Collected data entries:
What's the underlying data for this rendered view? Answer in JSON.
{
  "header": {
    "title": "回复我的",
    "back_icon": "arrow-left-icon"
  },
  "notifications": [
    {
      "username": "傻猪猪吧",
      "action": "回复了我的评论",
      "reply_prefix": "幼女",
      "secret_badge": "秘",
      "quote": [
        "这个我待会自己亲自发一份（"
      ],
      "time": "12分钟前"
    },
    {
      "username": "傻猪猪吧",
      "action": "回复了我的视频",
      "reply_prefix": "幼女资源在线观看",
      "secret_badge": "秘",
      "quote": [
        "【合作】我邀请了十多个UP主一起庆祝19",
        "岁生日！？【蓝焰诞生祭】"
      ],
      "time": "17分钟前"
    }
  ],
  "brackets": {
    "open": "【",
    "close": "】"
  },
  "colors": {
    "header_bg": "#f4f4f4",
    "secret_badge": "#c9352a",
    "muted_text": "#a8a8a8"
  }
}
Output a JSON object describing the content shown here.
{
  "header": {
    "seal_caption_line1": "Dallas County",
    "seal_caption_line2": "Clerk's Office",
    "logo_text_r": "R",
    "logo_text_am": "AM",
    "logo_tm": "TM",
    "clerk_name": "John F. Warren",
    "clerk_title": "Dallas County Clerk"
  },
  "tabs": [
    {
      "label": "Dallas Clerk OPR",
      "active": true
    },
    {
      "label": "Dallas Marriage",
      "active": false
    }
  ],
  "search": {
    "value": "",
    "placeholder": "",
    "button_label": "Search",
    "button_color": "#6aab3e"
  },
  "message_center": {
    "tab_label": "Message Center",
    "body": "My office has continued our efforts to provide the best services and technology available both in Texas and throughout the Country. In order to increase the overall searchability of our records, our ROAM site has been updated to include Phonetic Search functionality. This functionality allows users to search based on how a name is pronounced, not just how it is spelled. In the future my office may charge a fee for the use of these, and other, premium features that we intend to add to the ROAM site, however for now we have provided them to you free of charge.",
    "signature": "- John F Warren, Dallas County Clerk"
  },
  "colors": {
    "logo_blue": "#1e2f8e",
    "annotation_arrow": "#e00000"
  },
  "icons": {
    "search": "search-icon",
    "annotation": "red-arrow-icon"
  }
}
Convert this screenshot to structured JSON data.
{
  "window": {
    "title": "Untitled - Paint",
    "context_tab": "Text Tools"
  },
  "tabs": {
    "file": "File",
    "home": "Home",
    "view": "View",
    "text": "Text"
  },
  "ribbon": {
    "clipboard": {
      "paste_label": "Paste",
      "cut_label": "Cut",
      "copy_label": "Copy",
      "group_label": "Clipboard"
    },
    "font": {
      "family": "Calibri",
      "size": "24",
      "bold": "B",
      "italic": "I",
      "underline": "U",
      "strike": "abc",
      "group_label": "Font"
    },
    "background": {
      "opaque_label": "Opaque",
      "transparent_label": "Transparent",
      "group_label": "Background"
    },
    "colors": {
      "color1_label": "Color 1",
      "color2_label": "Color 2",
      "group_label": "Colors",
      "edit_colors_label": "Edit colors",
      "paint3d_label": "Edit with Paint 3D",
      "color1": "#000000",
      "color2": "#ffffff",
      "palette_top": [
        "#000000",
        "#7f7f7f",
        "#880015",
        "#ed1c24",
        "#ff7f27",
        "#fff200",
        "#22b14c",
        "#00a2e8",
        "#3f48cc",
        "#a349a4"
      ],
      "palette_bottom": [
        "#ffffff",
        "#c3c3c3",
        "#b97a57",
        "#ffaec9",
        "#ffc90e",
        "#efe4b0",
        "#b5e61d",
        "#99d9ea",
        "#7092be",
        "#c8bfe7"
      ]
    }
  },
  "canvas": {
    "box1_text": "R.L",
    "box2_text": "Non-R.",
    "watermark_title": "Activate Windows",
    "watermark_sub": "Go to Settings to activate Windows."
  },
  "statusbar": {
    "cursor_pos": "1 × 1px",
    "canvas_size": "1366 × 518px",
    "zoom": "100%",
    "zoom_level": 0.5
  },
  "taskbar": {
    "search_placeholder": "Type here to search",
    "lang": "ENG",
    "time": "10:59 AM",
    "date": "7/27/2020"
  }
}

• Set exercise: Restate the listing in full, word for word.

• Result:
What's the underlying data for this rendered view? Answer in JSON.
{
  "header": {
    "title": "回复我的",
    "back_icon": "arrow-left-icon"
  },
  "notifications": [
    {
      "username": "傻猪猪吧",
      "action": "回复了我的评论",
      "reply_prefix": "幼女",
      "secret_badge": "秘",
      "quote": [
        "这个我待会自己亲自发一份（"
      ],
      "time": "12分钟前"
    },
    {
      "username": "傻猪猪吧",
      "action": "回复了我的视频",
      "reply_prefix": "幼女资源在线观看",
      "secret_badge": "秘",
      "quote": [
        "【合作】我邀请了十多个UP主一起庆祝19",
        "岁生日！？【蓝焰诞生祭】"
      ],
      "time": "17分钟前"
    }
  ],
  "brackets": {
    "open": "【",
    "close": "】"
  },
  "colors": {
    "header_bg": "#f4f4f4",
    "secret_badge": "#c9352a",
    "muted_text": "#a8a8a8"
  }
}
Output a JSON object describing the content shown here.
{
  "header": {
    "seal_caption_line1": "Dallas County",
    "seal_caption_line2": "Clerk's Office",
    "logo_text_r": "R",
    "logo_text_am": "AM",
    "logo_tm": "TM",
    "clerk_name": "John F. Warren",
    "clerk_title": "Dallas County Clerk"
  },
  "tabs": [
    {
      "label": "Dallas Clerk OPR",
      "active": true
    },
    {
      "label": "Dallas Marriage",
      "active": false
    }
  ],
  "search": {
    "value": "",
    "placeholder": "",
    "button_label": "Search",
    "button_color": "#6aab3e"
  },
  "message_center": {
    "tab_label": "Message Center",
    "body": "My office has continued our efforts to provide the best services and technology available both in Texas and throughout the Country. In order to increase the overall searchability of our records, our ROAM site has been updated to include Phonetic Search functionality. This functionality allows users to search based on how a name is pronounced, not just how it is spelled. In the future my office may charge a fee for the use of these, and other, premium features that we intend to add to the ROAM site, however for now we have provided them to you free of charge.",
    "signature": "- John F Warren, Dallas County Clerk"
  },
  "colors": {
    "logo_blue": "#1e2f8e",
    "annotation_arrow": "#e00000"
  },
  "icons": {
    "search": "search-icon",
    "annotation": "red-arrow-icon"
  }
}
Convert this screenshot to structured JSON data.
{
  "window": {
    "title": "Untitled - Paint",
    "context_tab": "Text Tools"
  },
  "tabs": {
    "file": "File",
    "home": "Home",
    "view": "View",
    "text": "Text"
  },
  "ribbon": {
    "clipboard": {
      "paste_label": "Paste",
      "cut_label": "Cut",
      "copy_label": "Copy",
      "group_label": "Clipboard"
    },
    "font": {
      "family": "Calibri",
      "size": "24",
      "bold": "B",
      "italic": "I",
      "underline": "U",
      "strike": "abc",
      "group_label": "Font"
    },
    "background": {
      "opaque_label": "Opaque",
      "transparent_label": "Transparent",
      "group_label": "Background"
    },
    "colors": {
      "color1_label": "Color 1",
      "color2_label": "Color 2",
      "group_label": "Colors",
      "edit_colors_label": "Edit colors",
      "paint3d_label": "Edit with Paint 3D",
      "color1": "#000000",
      "color2": "#ffffff",
      "palette_top": [
        "#000000",
        "#7f7f7f",
        "#880015",
        "#ed1c24",
        "#ff7f27",
        "#fff200",
        "#22b14c",
        "#00a2e8",
        "#3f48cc",
        "#a349a4"
      ],
      "palette_bottom": [
        "#ffffff",
        "#c3c3c3",
        "#b97a57",
        "#ffaec9",
        "#ffc90e",
        "#efe4b0",
        "#b5e61d",
        "#99d9ea",
        "#7092be",
        "#c8bfe7"
      ]
    }
  },
  "canvas": {
    "box1_text": "R.L",
    "box2_text": "Non-R.",
    "watermark_title": "Activate Windows",
    "watermark_sub": "Go to Settings to activate Windows."
  },
  "statusbar": {
    "cursor_pos": "1 × 1px",
    "canvas_size": "1366 × 518px",
    "zoom": "100%",
    "zoom_level": 0.5
  },
  "taskbar": {
    "search_placeholder": "Type here to search",
    "lang": "ENG",
    "time": "10:59 AM",
    "date": "7/27/2020"
  }
}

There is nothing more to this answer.